***** ROWS

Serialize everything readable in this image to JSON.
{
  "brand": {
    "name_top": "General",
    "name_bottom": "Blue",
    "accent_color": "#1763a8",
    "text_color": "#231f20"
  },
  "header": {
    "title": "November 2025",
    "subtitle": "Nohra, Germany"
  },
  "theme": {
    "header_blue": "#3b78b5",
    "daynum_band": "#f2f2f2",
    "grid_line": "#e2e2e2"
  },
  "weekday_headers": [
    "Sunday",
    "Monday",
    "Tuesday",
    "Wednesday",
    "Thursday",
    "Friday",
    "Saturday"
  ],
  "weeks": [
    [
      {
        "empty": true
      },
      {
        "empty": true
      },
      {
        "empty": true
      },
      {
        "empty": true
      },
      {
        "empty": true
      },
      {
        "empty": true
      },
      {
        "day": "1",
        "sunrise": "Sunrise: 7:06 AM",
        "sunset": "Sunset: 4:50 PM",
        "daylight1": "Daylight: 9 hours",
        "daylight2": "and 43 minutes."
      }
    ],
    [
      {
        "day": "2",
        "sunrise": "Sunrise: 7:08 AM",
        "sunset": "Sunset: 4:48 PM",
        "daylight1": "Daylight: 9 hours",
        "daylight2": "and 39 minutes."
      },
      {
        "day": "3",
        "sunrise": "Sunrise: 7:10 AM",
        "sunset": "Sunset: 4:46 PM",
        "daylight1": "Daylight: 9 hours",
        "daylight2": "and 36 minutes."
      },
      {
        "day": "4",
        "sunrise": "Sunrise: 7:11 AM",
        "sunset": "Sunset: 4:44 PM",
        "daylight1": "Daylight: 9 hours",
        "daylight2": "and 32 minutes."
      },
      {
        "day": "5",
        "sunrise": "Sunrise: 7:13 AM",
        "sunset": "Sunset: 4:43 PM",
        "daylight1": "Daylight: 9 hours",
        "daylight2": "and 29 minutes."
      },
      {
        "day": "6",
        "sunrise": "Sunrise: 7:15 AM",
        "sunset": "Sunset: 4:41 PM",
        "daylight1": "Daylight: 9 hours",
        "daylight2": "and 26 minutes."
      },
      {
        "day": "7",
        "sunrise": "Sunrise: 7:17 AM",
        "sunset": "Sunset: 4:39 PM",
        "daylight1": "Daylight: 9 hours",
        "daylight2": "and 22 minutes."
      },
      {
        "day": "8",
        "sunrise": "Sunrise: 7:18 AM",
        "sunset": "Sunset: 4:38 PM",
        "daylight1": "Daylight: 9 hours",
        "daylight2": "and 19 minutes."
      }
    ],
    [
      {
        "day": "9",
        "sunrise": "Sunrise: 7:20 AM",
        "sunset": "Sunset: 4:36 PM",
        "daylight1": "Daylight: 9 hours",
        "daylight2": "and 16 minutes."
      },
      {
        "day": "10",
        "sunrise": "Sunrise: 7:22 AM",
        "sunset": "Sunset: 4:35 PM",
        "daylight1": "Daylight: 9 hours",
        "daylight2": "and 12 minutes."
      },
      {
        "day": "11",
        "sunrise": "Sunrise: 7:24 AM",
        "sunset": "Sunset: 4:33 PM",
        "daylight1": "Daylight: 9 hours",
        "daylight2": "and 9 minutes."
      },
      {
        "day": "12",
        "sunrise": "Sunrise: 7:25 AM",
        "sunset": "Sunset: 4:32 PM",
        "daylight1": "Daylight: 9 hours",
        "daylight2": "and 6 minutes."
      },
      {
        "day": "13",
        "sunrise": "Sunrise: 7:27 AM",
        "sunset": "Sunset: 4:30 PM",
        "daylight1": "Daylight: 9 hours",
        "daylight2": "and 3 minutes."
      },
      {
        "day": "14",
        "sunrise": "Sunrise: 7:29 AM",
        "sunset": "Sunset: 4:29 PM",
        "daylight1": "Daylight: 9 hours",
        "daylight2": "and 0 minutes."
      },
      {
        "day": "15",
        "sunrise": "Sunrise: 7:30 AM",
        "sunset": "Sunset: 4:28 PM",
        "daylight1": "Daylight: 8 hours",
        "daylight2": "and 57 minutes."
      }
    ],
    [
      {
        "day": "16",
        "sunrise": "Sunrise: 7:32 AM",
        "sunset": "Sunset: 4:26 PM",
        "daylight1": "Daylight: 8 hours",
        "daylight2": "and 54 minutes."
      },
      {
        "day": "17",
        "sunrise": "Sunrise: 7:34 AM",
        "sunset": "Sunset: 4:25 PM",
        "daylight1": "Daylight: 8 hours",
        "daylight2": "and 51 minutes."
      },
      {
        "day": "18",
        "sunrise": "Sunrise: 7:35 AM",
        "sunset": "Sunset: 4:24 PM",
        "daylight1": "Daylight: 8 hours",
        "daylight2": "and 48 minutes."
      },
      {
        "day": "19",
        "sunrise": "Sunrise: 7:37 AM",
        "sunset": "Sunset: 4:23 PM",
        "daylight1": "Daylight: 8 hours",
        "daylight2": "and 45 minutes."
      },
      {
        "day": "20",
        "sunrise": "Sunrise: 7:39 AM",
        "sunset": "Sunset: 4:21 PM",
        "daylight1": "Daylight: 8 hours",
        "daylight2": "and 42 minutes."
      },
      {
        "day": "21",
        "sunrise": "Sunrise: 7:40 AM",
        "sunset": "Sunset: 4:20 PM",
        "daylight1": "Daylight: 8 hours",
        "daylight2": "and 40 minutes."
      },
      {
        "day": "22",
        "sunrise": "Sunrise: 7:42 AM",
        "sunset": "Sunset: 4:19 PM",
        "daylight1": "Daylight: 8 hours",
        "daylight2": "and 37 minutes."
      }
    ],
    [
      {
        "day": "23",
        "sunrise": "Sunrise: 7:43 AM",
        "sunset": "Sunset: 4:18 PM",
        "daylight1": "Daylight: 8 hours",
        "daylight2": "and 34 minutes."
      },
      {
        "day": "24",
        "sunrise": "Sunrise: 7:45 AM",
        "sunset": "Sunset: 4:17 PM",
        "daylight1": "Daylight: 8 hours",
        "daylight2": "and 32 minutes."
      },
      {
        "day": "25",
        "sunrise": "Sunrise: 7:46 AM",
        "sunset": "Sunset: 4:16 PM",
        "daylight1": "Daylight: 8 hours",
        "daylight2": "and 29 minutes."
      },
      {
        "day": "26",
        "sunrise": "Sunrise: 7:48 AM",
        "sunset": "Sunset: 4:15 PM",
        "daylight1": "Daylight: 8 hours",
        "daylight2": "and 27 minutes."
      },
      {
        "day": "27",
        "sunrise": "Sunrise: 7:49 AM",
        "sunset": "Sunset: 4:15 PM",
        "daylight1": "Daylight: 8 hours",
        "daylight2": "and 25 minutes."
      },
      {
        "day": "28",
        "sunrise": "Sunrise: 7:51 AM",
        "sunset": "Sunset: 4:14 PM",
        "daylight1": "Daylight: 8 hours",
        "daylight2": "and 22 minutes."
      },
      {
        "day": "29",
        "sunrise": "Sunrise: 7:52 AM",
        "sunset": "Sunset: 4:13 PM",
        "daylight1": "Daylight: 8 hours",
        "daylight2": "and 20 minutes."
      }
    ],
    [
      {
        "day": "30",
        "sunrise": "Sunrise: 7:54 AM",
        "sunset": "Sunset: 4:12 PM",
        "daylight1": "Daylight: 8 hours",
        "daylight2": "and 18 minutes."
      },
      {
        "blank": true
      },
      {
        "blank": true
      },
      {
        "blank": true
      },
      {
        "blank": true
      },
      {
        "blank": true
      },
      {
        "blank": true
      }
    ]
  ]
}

**********

Exactly as written, please output every entry.

Serialize everything readable in this image to JSON.
{
  "brand": {
    "name_top": "General",
    "name_bottom": "Blue",
    "accent_color": "#1763a8",
    "text_color": "#231f20"
  },
  "header": {
    "title": "November 2025",
    "subtitle": "Nohra, Germany"
  },
  "theme": {
    "header_blue": "#3b78b5",
    "daynum_band": "#f2f2f2",
    "grid_line": "#e2e2e2"
  },
  "weekday_headers": [
    "Sunday",
    "Monday",
    "Tuesday",
    "Wednesday",
    "Thursday",
    "Friday",
    "Saturday"
  ],
  "weeks": [
    [
      {
        "empty": true
      },
      {
        "empty": true
      },
      {
        "empty": true
      },
      {
        "empty": true
      },
      {
        "empty": true
      },
      {
        "empty": true
      },
      {
        "day": "1",
        "sunrise": "Sunrise: 7:06 AM",
        "sunset": "Sunset: 4:50 PM",
        "daylight1": "Daylight: 9 hours",
        "daylight2": "and 43 minutes."
      }
    ],
    [
      {
        "day": "2",
        "sunrise": "Sunrise: 7:08 AM",
        "sunset": "Sunset: 4:48 PM",
        "daylight1": "Daylight: 9 hours",
        "daylight2": "and 39 minutes."
      },
      {
        "day": "3",
        "sunrise": "Sunrise: 7:10 AM",
        "sunset": "Sunset: 4:46 PM",
        "daylight1": "Daylight: 9 hours",
        "daylight2": "and 36 minutes."
      },
      {
        "day": "4",
        "sunrise": "Sunrise: 7:11 AM",
        "sunset": "Sunset: 4:44 PM",
        "daylight1": "Daylight: 9 hours",
        "daylight2": "and 32 minutes."
      },
      {
        "day": "5",
        "sunrise": "Sunrise: 7:13 AM",
        "sunset": "Sunset: 4:43 PM",
        "daylight1": "Daylight: 9 hours",
        "daylight2": "and 29 minutes."
      },
      {
        "day": "6",
        "sunrise": "Sunrise: 7:15 AM",
        "sunset": "Sunset: 4:41 PM",
        "daylight1": "Daylight: 9 hours",
        "daylight2": "and 26 minutes."
      },
      {
        "day": "7",
        "sunrise": "Sunrise: 7:17 AM",
        "sunset": "Sunset: 4:39 PM",
        "daylight1": "Daylight: 9 hours",
        "daylight2": "and 22 minutes."
      },
      {
        "day": "8",
        "sunrise": "Sunrise: 7:18 AM",
        "sunset": "Sunset: 4:38 PM",
        "daylight1": "Daylight: 9 hours",
        "daylight2": "and 19 minutes."
      }
    ],
    [
      {
        "day": "9",
        "sunrise": "Sunrise: 7:20 AM",
        "sunset": "Sunset: 4:36 PM",
        "daylight1": "Daylight: 9 hours",
        "daylight2": "and 16 minutes."
      },
      {
        "day": "10",
        "sunrise": "Sunrise: 7:22 AM",
        "sunset": "Sunset: 4:35 PM",
        "daylight1": "Daylight: 9 hours",
        "daylight2": "and 12 minutes."
      },
      {
        "day": "11",
        "sunrise": "Sunrise: 7:24 AM",
        "sunset": "Sunset: 4:33 PM",
        "daylight1": "Daylight: 9 hours",
        "daylight2": "and 9 minutes."
      },
      {
        "day": "12",
        "sunrise": "Sunrise: 7:25 AM",
        "sunset": "Sunset: 4:32 PM",
        "daylight1": "Daylight: 9 hours",
        "daylight2": "and 6 minutes."
      },
      {
        "day": "13",
        "sunrise": "Sunrise: 7:27 AM",
        "sunset": "Sunset: 4:30 PM",
        "daylight1": "Daylight: 9 hours",
        "daylight2": "and 3 minutes."
      },
      {
        "day": "14",
        "sunrise": "Sunrise: 7:29 AM",
        "sunset": "Sunset: 4:29 PM",
        "daylight1": "Daylight: 9 hours",
        "daylight2": "and 0 minutes."
      },
      {
        "day": "15",
        "sunrise": "Sunrise: 7:30 AM",
        "sunset": "Sunset: 4:28 PM",
        "daylight1": "Daylight: 8 hours",
        "daylight2": "and 57 minutes."
      }
    ],
    [
      {
        "day": "16",
        "sunrise": "Sunrise: 7:32 AM",
        "sunset": "Sunset: 4:26 PM",
        "daylight1": "Daylight: 8 hours",
        "daylight2": "and 54 minutes."
      },
      {
        "day": "17",
        "sunrise": "Sunrise: 7:34 AM",
        "sunset": "Sunset: 4:25 PM",
        "daylight1": "Daylight: 8 hours",
        "daylight2": "and 51 minutes."
      },
      {
        "day": "18",
        "sunrise": "Sunrise: 7:35 AM",
        "sunset": "Sunset: 4:24 PM",
        "daylight1": "Daylight: 8 hours",
        "daylight2": "and 48 minutes."
      },
      {
        "day": "19",
        "sunrise": "Sunrise: 7:37 AM",
        "sunset": "Sunset: 4:23 PM",
        "daylight1": "Daylight: 8 hours",
        "daylight2": "and 45 minutes."
      },
      {
        "day": "20",
        "sunrise": "Sunrise: 7:39 AM",
        "sunset": "Sunset: 4:21 PM",
        "daylight1": "Daylight: 8 hours",
        "daylight2": "and 42 minutes."
      },
      {
        "day": "21",
        "sunrise": "Sunrise: 7:40 AM",
        "sunset": "Sunset: 4:20 PM",
        "daylight1": "Daylight: 8 hours",
        "daylight2": "and 40 minutes."
      },
      {
        "day": "22",
        "sunrise": "Sunrise: 7:42 AM",
        "sunset": "Sunset: 4:19 PM",
        "daylight1": "Daylight: 8 hours",
        "daylight2": "and 37 minutes."
      }
    ],
    [
      {
        "day": "23",
        "sunrise": "Sunrise: 7:43 AM",
        "sunset": "Sunset: 4:18 PM",
        "daylight1": "Daylight: 8 hours",
        "daylight2": "and 34 minutes."
      },
      {
        "day": "24",
        "sunrise": "Sunrise: 7:45 AM",
        "sunset": "Sunset: 4:17 PM",
        "daylight1": "Daylight: 8 hours",
        "daylight2": "and 32 minutes."
      },
      {
        "day": "25",
        "sunrise": "Sunrise: 7:46 AM",
        "sunset": "Sunset: 4:16 PM",
        "daylight1": "Daylight: 8 hours",
        "daylight2": "and 29 minutes."
      },
      {
        "day": "26",
        "sunrise": "Sunrise: 7:48 AM",
        "sunset": "Sunset: 4:15 PM",
        "daylight1": "Daylight: 8 hours",
        "daylight2": "and 27 minutes."
      },
      {
        "day": "27",
        "sunrise": "Sunrise: 7:49 AM",
        "sunset": "Sunset: 4:15 PM",
        "daylight1": "Daylight: 8 hours",
        "daylight2": "and 25 minutes."
      },
      {
        "day": "28",
        "sunrise": "Sunrise: 7:51 AM",
        "sunset": "Sunset: 4:14 PM",
        "daylight1": "Daylight: 8 hours",
        "daylight2": "and 22 minutes."
      },
      {
        "day": "29",
        "sunrise": "Sunrise: 7:52 AM",
        "sunset": "Sunset: 4:13 PM",
        "daylight1": "Daylight: 8 hours",
        "daylight2": "and 20 minutes."
      }
    ],
    [
      {
        "day": "30",
        "sunrise": "Sunrise: 7:54 AM",
        "sunset": "Sunset: 4:12 PM",
        "daylight1": "Daylight: 8 hours",
        "daylight2": "and 18 minutes."
      },
      {
        "blank": true
      },
      {
        "blank": true
      },
      {
        "blank": true
      },
      {
        "blank": true
      },
      {
        "blank": true
      },
      {
        "blank": true
      }
    ]
  ]
}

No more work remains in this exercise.